15. The display panel of claim 12 , wherein the data write module comprises a first transistor; the storage module comprises a first capacitor; and the first potential adjustment module comprises a second transistor; wherein a first electrode of the first transistor is configured for obtaining the data signal; a second electrode of the first transistor is electrically connected to the first node; a gate of the first transistor is in control of a scan signal; a first plate of the first capacitor is electrically connected to the first node; a second plate of the first capacitor is electrically connected to the first level signal end; a gate of the second transistor is electrically connected to the first node; a first electrode of the second transistor is electrically connected to the first level signal end; and a second electrode of the second transistor is electrically connected to the second node.

16. The display panel of claim 12 , wherein the second potential adjustment module comprises a third transistor, wherein a gate of the third transistor is electrically connected to the first level signal end, a first electrode of the third transistor is configured for obtaining a potential adjustment pulse signal, and a second electrode of the third transistor is electrically connected to the second node.

17. The display panel of claim 12 , wherein the comparison module comprises a comparator; a positive phase input end of the comparator is the first input end of the comparison module; an inverting input end of the comparator is the second input end of the comparison module; a first power supply end of the comparator is electrically connected to the first level signal end, and a second power supply end of the comparator is electrically connected to a second level signal end.
____________
## [Stated exercise 1]
Repeat the passage of the display panel claims that begins at the words "17. The display" and stops after "level signal end.".
## [Stated exercise 2]
Carry the display panel claims forward, starting after their last sentence.

## [Source data]
____________
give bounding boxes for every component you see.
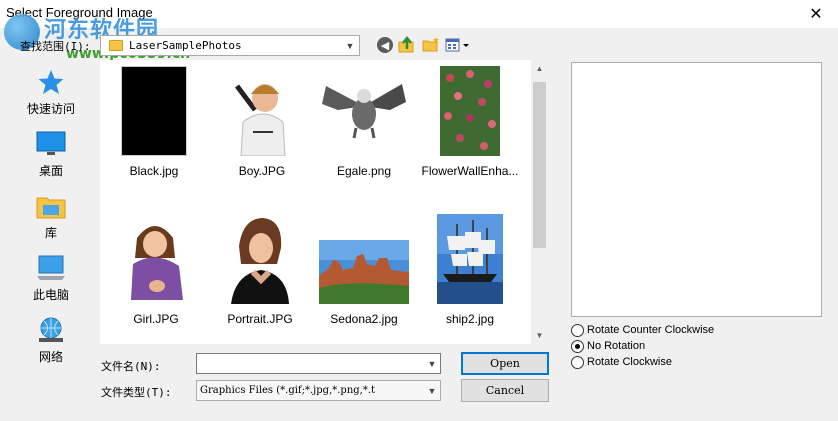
____________
## [Written reply 1]
17. The display panel of claim 12 , wherein the comparison module comprises a comparator; a positive phase input end of the comparator is the first input end of the comparison module; an inverting input end of the comparator is the second input end of the comparison module; a first power supply end of the comparator is electrically connected to the first level signal end, and a second power supply end of the comparator is electrically connected to a second level signal end.

## [Written reply 2]
18. The display panel of claim 17 , wherein the comparison module farther comprises an inverter unit, wherein an output end of the comparator is electrically connected to an input end of the inverter unit; an output end of the inverter unit is the output end of the comparison module; and the inverter unit comprises at least one inverter connected in sequence.

19. The display panel of claim 12 , wherein the light emission control module comprises a fourth transistor, wherein a gate of the fourth transistor is the control end of the light emission control module, a first electrode of the fourth transistor is electrically connected to a first power supply signal end, and a second electrode of the fourth transistor is the output end of the light emission control module.

20. A display device, comprising the display panel of claim 12 .